"""
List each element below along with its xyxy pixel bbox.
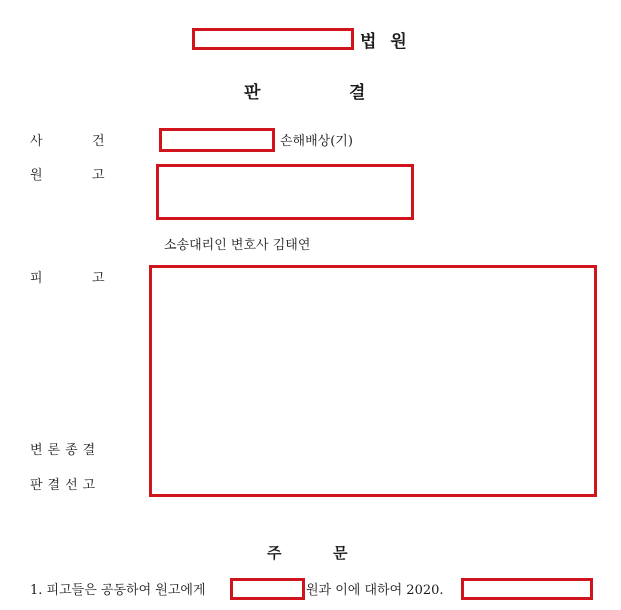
redacted-defendant-and-dates xyxy=(149,265,597,497)
plaintiff-counsel: 소송대리인 변호사 김태연 xyxy=(164,238,311,253)
order-title-right: 문 xyxy=(333,544,348,562)
judgment-date-label: 판결선고 xyxy=(30,478,101,493)
case-label-left: 사 xyxy=(30,134,43,149)
order-title-left: 주 xyxy=(267,544,282,562)
order-line1-prefix: 1. 피고들은 공동하여 원고에게 xyxy=(30,583,206,598)
closing-argument-label: 변론종결 xyxy=(30,443,101,458)
plaintiff-label-left: 원 xyxy=(30,168,43,183)
plaintiff-label-right: 고 xyxy=(92,168,105,183)
order-line1-mid: 원과 이에 대하여 2020. xyxy=(306,583,444,598)
case-type: 손해배상(기) xyxy=(280,134,353,149)
redacted-court-name xyxy=(192,28,354,50)
redacted-date xyxy=(461,578,593,600)
redacted-plaintiff xyxy=(156,164,414,220)
redacted-amount xyxy=(230,578,305,600)
court-suffix: 법 원 xyxy=(360,32,411,52)
document-title-left: 판 xyxy=(244,83,261,103)
document-title-right: 결 xyxy=(349,83,366,103)
redacted-case-number xyxy=(159,128,275,152)
defendant-label-left: 피 xyxy=(30,271,43,286)
defendant-label-right: 고 xyxy=(92,271,105,286)
case-label-right: 건 xyxy=(92,134,105,149)
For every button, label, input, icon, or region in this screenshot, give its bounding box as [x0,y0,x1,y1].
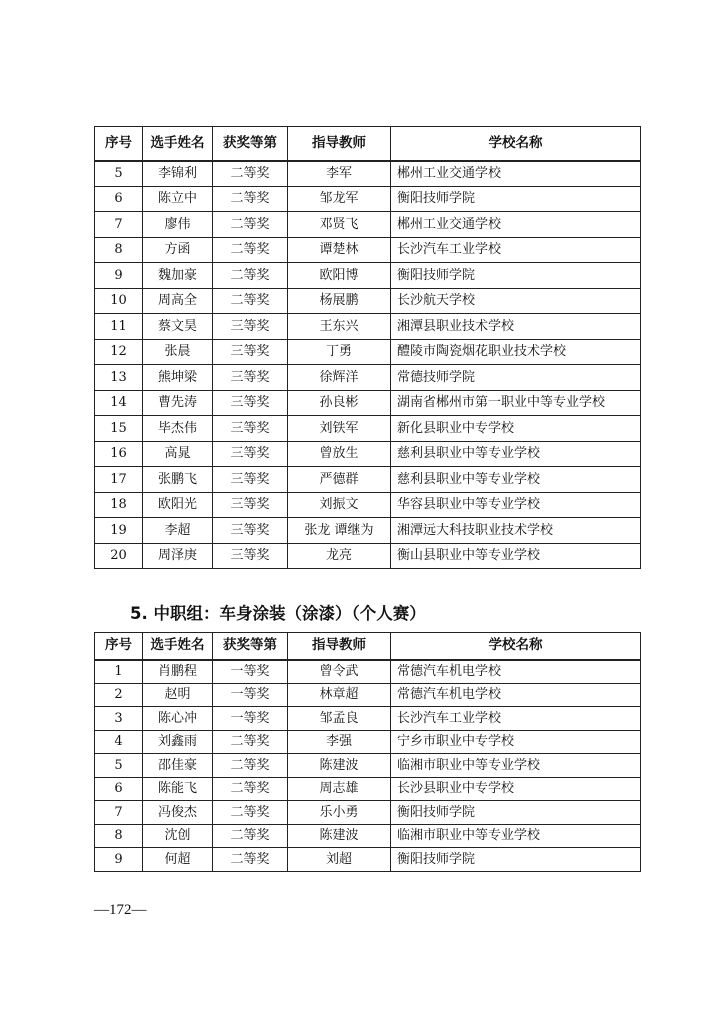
"""
» Description of the task
Put every line of the records above into a numbered list, skipping blank lines and leaving out the pictures.

» Task output
1. List each element below along with its xyxy pixel bbox.
2. redacted-defendant-and-dates xyxy=(149,265,597,497)
3. plaintiff-counsel: 소송대리인 변호사 김태연 xyxy=(164,238,311,253)
4. order-title-right: 문 xyxy=(333,544,348,562)
5. judgment-date-label: 판결선고 xyxy=(30,478,101,493)
6. case-label-left: 사 xyxy=(30,134,43,149)
7. order-title-left: 주 xyxy=(267,544,282,562)
8. order-line1-prefix: 1. 피고들은 공동하여 원고에게 xyxy=(30,583,206,598)
9. closing-argument-label: 변론종결 xyxy=(30,443,101,458)
10. plaintiff-label-left: 원 xyxy=(30,168,43,183)
11. plaintiff-label-right: 고 xyxy=(92,168,105,183)
12. order-line1-mid: 원과 이에 대하여 2020. xyxy=(306,583,444,598)
13. case-type: 손해배상(기) xyxy=(280,134,353,149)
14. redacted-court-name xyxy=(192,28,354,50)
15. redacted-date xyxy=(461,578,593,600)
16. redacted-plaintiff xyxy=(156,164,414,220)
17. redacted-amount xyxy=(230,578,305,600)
18. court-suffix: 법 원 xyxy=(360,32,411,52)
19. document-title-left: 판 xyxy=(244,83,261,103)
20. document-title-right: 결 xyxy=(349,83,366,103)
21. redacted-case-number xyxy=(159,128,275,152)
22. defendant-label-left: 피 xyxy=(30,271,43,286)
23. defendant-label-right: 고 xyxy=(92,271,105,286)
24. case-label-right: 건 xyxy=(92,134,105,149)
25. For every button, label, input, icon, or region in this screenshot, give its bounding box as [x0,y0,x1,y1].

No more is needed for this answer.